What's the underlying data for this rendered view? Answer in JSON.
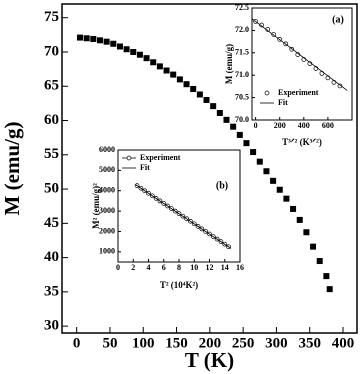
{
  "chart_data": [
    {
      "type": "scatter",
      "xlabel": "T (K)",
      "ylabel": "M (emu/g)",
      "xlim": [
        -22,
        421
      ],
      "ylim": [
        29,
        77
      ],
      "xticks": [
        0,
        50,
        100,
        150,
        200,
        250,
        300,
        350,
        400
      ],
      "yticks": [
        30,
        35,
        40,
        45,
        50,
        55,
        60,
        65,
        70,
        75
      ],
      "series": [
        {
          "marker": "square",
          "color": "#000000",
          "x": [
            5,
            15,
            25,
            35,
            45,
            55,
            65,
            75,
            85,
            95,
            105,
            115,
            125,
            135,
            145,
            155,
            165,
            175,
            185,
            195,
            205,
            215,
            225,
            235,
            245,
            255,
            265,
            275,
            285,
            295,
            305,
            315,
            325,
            335,
            345,
            355,
            365,
            375,
            380
          ],
          "values": [
            72.1,
            72.0,
            71.9,
            71.7,
            71.5,
            71.2,
            70.8,
            70.4,
            70.0,
            69.6,
            69.1,
            68.5,
            67.9,
            67.3,
            66.7,
            66.0,
            65.3,
            64.6,
            63.8,
            63.0,
            62.1,
            61.1,
            60.1,
            59.1,
            57.9,
            56.7,
            55.4,
            54.0,
            52.6,
            51.2,
            49.9,
            48.6,
            47.1,
            45.5,
            43.7,
            41.6,
            39.5,
            37.3,
            35.4
          ]
        }
      ]
    },
    {
      "type": "scatter",
      "annotation": "(a)",
      "xlabel": "T³ᐟ² (K³ᐟ²)",
      "ylabel": "M (emu/g)",
      "xlim": [
        -30,
        800
      ],
      "ylim": [
        70,
        72.5
      ],
      "xticks": [
        0,
        200,
        400,
        600
      ],
      "yticks": [
        {
          "value": 70,
          "label": "70.0"
        },
        70.5,
        {
          "value": 71,
          "label": "71.0"
        },
        71.5,
        {
          "value": 72,
          "label": "72.0"
        },
        72.5
      ],
      "series": [
        {
          "name": "Experiment",
          "marker": "circle",
          "color": "#000000",
          "x": [
            0,
            50,
            100,
            150,
            200,
            250,
            300,
            350,
            400,
            450,
            500,
            550,
            600,
            650,
            700
          ],
          "values": [
            72.2,
            72.12,
            72.02,
            71.91,
            71.8,
            71.7,
            71.58,
            71.46,
            71.35,
            71.26,
            71.15,
            71.04,
            70.94,
            70.84,
            70.76
          ]
        },
        {
          "name": "Fit",
          "marker": "line",
          "color": "#000000",
          "x": [
            -30,
            760
          ],
          "values": [
            72.26,
            70.66
          ]
        }
      ]
    },
    {
      "type": "scatter",
      "annotation": "(b)",
      "xlabel": "T² (10⁴K²)",
      "ylabel": "M² (emu/g)²",
      "xlim": [
        0,
        16
      ],
      "ylim": [
        500,
        6000
      ],
      "xticks": [
        0,
        2,
        4,
        6,
        8,
        10,
        12,
        14,
        16
      ],
      "yticks": [
        1000,
        2000,
        3000,
        4000,
        5000,
        6000
      ],
      "series": [
        {
          "name": "Experiment",
          "marker": "circle",
          "color": "#000000",
          "x": [
            2.5,
            3,
            3.5,
            4,
            4.5,
            5,
            5.5,
            6,
            6.5,
            7,
            7.5,
            8,
            8.5,
            9,
            9.5,
            10,
            10.5,
            11,
            11.5,
            12,
            12.5,
            13,
            13.5,
            14,
            14.5
          ],
          "values": [
            4250,
            4125,
            4000,
            3875,
            3750,
            3625,
            3500,
            3375,
            3250,
            3125,
            3000,
            2875,
            2750,
            2625,
            2500,
            2375,
            2250,
            2125,
            2000,
            1875,
            1750,
            1625,
            1500,
            1375,
            1250
          ]
        },
        {
          "name": "Fit",
          "marker": "line",
          "color": "#000000",
          "x": [
            2.3,
            14.8
          ],
          "values": [
            4300,
            1170
          ]
        }
      ]
    }
  ]
}
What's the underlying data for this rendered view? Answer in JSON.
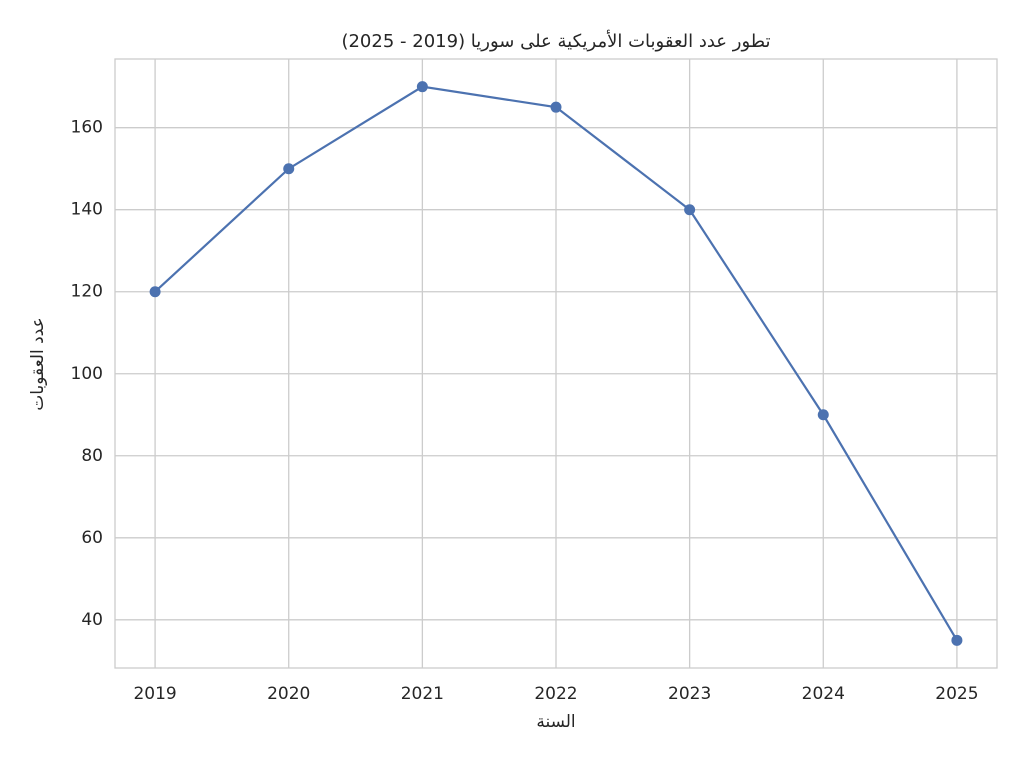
{
  "chart_data": {
    "type": "line",
    "title": "تطور عدد العقوبات الأمريكية على سوريا (2019 - 2025)",
    "x_label": "السنة",
    "y_label": "عدد العقوبات",
    "x": [
      2019,
      2020,
      2021,
      2022,
      2023,
      2024,
      2025
    ],
    "series": [
      {
        "color": "#4c72b0",
        "values": [
          120,
          150,
          170,
          165,
          140,
          90,
          35
        ]
      }
    ],
    "xlim": [
      2018.7,
      2025.3
    ],
    "xticks": [
      2019,
      2020,
      2021,
      2022,
      2023,
      2024,
      2025
    ],
    "ylim": [
      28.25,
      176.75
    ],
    "yticks": [
      40,
      60,
      80,
      100,
      120,
      140,
      160
    ],
    "grid": true,
    "markers": true
  }
}
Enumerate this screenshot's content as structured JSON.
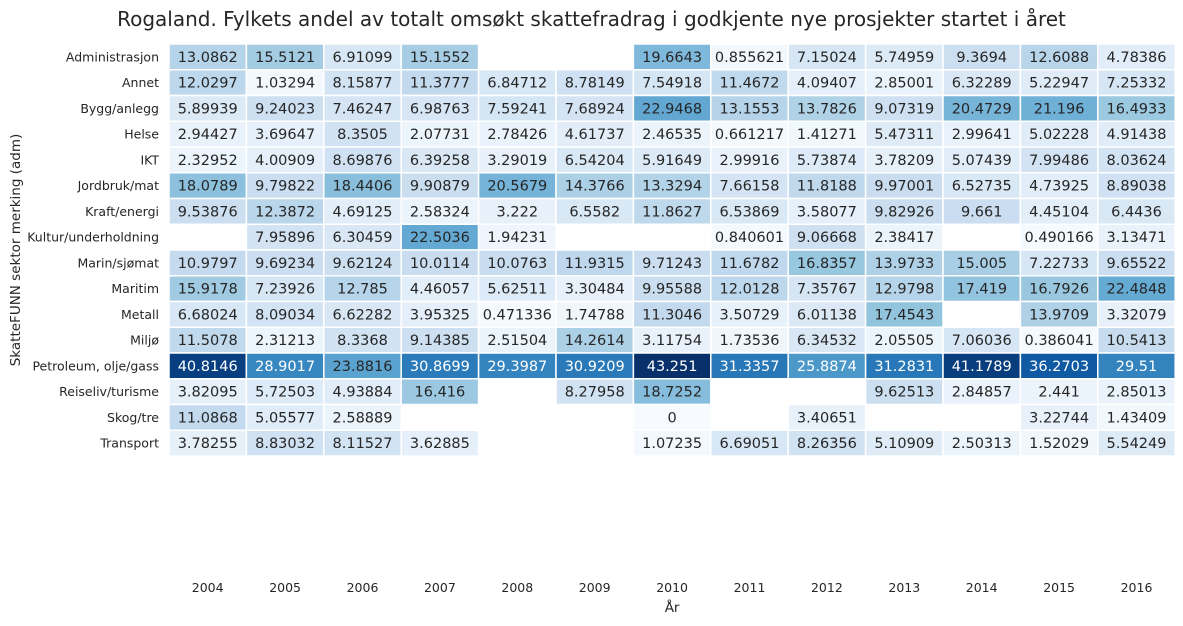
{
  "chart_data": {
    "type": "heatmap",
    "title": "Rogaland. Fylkets andel av totalt omsøkt skattefradrag i godkjente nye prosjekter startet i året",
    "xlabel": "År",
    "ylabel": "SkatteFUNN sektor merking (adm)",
    "colormap": "Blues",
    "vmin": 0,
    "vmax": 43.251,
    "x": [
      "2004",
      "2005",
      "2006",
      "2007",
      "2008",
      "2009",
      "2010",
      "2011",
      "2012",
      "2013",
      "2014",
      "2015",
      "2016"
    ],
    "y": [
      "Administrasjon",
      "Annet",
      "Bygg/anlegg",
      "Helse",
      "IKT",
      "Jordbruk/mat",
      "Kraft/energi",
      "Kultur/underholdning",
      "Marin/sjømat",
      "Maritim",
      "Metall",
      "Miljø",
      "Petroleum, olje/gass",
      "Reiseliv/turisme",
      "Skog/tre",
      "Transport"
    ],
    "cells": [
      [
        "13.0862",
        "15.5121",
        "6.91099",
        "15.1552",
        null,
        null,
        "19.6643",
        "0.855621",
        "7.15024",
        "5.74959",
        "9.3694",
        "12.6088",
        "4.78386"
      ],
      [
        "12.0297",
        "1.03294",
        "8.15877",
        "11.3777",
        "6.84712",
        "8.78149",
        "7.54918",
        "11.4672",
        "4.09407",
        "2.85001",
        "6.32289",
        "5.22947",
        "7.25332"
      ],
      [
        "5.89939",
        "9.24023",
        "7.46247",
        "6.98763",
        "7.59241",
        "7.68924",
        "22.9468",
        "13.1553",
        "13.7826",
        "9.07319",
        "20.4729",
        "21.196",
        "16.4933"
      ],
      [
        "2.94427",
        "3.69647",
        "8.3505",
        "2.07731",
        "2.78426",
        "4.61737",
        "2.46535",
        "0.661217",
        "1.41271",
        "5.47311",
        "2.99641",
        "5.02228",
        "4.91438"
      ],
      [
        "2.32952",
        "4.00909",
        "8.69876",
        "6.39258",
        "3.29019",
        "6.54204",
        "5.91649",
        "2.99916",
        "5.73874",
        "3.78209",
        "5.07439",
        "7.99486",
        "8.03624"
      ],
      [
        "18.0789",
        "9.79822",
        "18.4406",
        "9.90879",
        "20.5679",
        "14.3766",
        "13.3294",
        "7.66158",
        "11.8188",
        "9.97001",
        "6.52735",
        "4.73925",
        "8.89038"
      ],
      [
        "9.53876",
        "12.3872",
        "4.69125",
        "2.58324",
        "3.222",
        "6.5582",
        "11.8627",
        "6.53869",
        "3.58077",
        "9.82926",
        "9.661",
        "4.45104",
        "6.4436"
      ],
      [
        null,
        "7.95896",
        "6.30459",
        "22.5036",
        "1.94231",
        null,
        null,
        "0.840601",
        "9.06668",
        "2.38417",
        null,
        "0.490166",
        "3.13471"
      ],
      [
        "10.9797",
        "9.69234",
        "9.62124",
        "10.0114",
        "10.0763",
        "11.9315",
        "9.71243",
        "11.6782",
        "16.8357",
        "13.9733",
        "15.005",
        "7.22733",
        "9.65522"
      ],
      [
        "15.9178",
        "7.23926",
        "12.785",
        "4.46057",
        "5.62511",
        "3.30484",
        "9.95588",
        "12.0128",
        "7.35767",
        "12.9798",
        "17.419",
        "16.7926",
        "22.4848"
      ],
      [
        "6.68024",
        "8.09034",
        "6.62282",
        "3.95325",
        "0.471336",
        "1.74788",
        "11.3046",
        "3.50729",
        "6.01138",
        "17.4543",
        null,
        "13.9709",
        "3.32079"
      ],
      [
        "11.5078",
        "2.31213",
        "8.3368",
        "9.14385",
        "2.51504",
        "14.2614",
        "3.11754",
        "1.73536",
        "6.34532",
        "2.05505",
        "7.06036",
        "0.386041",
        "10.5413"
      ],
      [
        "40.8146",
        "28.9017",
        "23.8816",
        "30.8699",
        "29.3987",
        "30.9209",
        "43.251",
        "31.3357",
        "25.8874",
        "31.2831",
        "41.1789",
        "36.2703",
        "29.51"
      ],
      [
        "3.82095",
        "5.72503",
        "4.93884",
        "16.416",
        null,
        "8.27958",
        "18.7252",
        null,
        null,
        "9.62513",
        "2.84857",
        "2.441",
        "2.85013"
      ],
      [
        "11.0868",
        "5.05577",
        "2.58889",
        null,
        null,
        null,
        "0",
        null,
        "3.40651",
        null,
        null,
        "3.22744",
        "1.43409"
      ],
      [
        "3.78255",
        "8.83032",
        "8.11527",
        "3.62885",
        null,
        null,
        "1.07235",
        "6.69051",
        "8.26356",
        "5.10909",
        "2.50313",
        "1.52029",
        "5.54249"
      ]
    ]
  }
}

EXERCISE INSTRUCTIONS
From the listing, copy each line containing the word "xlabel".

RESPONSE TO THIS EXERCISE
      "xlabel": "T (K)",
      "xlabel": "T³ᐟ² (K³ᐟ²)",
      "xlabel": "T² (10⁴K²)",
    "xlabel": "År",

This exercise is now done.